═══ ENTRIES SHOWN
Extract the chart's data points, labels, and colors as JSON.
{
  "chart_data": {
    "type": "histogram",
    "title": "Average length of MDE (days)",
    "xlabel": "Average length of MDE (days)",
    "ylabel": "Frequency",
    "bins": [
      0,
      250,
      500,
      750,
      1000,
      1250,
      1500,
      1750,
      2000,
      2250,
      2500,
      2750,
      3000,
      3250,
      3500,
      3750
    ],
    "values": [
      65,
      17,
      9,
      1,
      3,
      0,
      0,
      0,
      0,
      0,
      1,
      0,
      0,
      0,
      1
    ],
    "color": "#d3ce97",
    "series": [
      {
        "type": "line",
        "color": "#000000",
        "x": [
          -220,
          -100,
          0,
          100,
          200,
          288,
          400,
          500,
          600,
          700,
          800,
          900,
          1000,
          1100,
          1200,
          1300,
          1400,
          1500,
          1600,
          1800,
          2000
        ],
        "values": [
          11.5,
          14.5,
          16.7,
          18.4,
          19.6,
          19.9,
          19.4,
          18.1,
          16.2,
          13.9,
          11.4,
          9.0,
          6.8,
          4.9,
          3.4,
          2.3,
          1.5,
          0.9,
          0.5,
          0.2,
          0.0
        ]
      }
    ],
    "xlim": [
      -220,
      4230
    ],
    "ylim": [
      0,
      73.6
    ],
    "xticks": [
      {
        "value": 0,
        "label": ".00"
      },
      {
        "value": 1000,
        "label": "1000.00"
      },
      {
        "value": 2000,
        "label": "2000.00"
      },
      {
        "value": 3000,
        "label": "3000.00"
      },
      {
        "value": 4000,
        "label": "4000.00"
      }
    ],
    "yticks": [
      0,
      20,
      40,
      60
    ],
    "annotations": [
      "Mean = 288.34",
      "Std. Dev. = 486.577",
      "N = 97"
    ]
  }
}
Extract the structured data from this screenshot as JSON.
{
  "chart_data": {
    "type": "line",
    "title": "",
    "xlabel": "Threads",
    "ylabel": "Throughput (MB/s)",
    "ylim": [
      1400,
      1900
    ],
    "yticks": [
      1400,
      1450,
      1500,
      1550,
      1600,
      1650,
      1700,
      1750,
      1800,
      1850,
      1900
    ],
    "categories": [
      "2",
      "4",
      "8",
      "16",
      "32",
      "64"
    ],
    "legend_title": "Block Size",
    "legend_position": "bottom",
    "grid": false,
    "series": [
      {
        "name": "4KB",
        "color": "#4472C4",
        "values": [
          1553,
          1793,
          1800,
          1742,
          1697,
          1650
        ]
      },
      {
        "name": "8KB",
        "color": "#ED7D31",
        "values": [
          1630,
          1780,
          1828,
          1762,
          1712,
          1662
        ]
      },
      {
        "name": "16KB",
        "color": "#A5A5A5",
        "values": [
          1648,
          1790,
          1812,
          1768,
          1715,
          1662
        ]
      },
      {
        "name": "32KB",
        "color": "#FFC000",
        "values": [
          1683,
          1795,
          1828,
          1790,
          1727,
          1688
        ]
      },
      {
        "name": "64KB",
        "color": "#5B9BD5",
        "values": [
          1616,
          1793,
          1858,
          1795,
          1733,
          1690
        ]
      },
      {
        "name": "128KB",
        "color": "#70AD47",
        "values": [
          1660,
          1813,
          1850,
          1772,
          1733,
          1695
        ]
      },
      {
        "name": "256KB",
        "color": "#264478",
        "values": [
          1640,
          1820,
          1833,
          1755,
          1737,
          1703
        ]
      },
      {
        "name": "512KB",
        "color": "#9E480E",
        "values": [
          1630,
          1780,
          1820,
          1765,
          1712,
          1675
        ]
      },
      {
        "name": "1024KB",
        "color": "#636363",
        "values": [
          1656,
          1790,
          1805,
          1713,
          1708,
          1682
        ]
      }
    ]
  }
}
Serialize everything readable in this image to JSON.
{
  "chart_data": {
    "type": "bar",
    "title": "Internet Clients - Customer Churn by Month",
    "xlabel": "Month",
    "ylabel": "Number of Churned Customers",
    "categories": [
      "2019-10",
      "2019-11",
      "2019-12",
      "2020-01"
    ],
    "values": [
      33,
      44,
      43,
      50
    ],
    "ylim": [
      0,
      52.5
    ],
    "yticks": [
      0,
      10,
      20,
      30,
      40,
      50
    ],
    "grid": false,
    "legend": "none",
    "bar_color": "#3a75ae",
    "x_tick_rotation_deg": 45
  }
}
══════
*YOUR OBJECTIVE:* Copy every line of the records above that contains "Extract".

*OUTPUT FOR THIS TASK:*
Extract the chart's data points, labels, and colors as JSON.
Extract the structured data from this screenshot as JSON.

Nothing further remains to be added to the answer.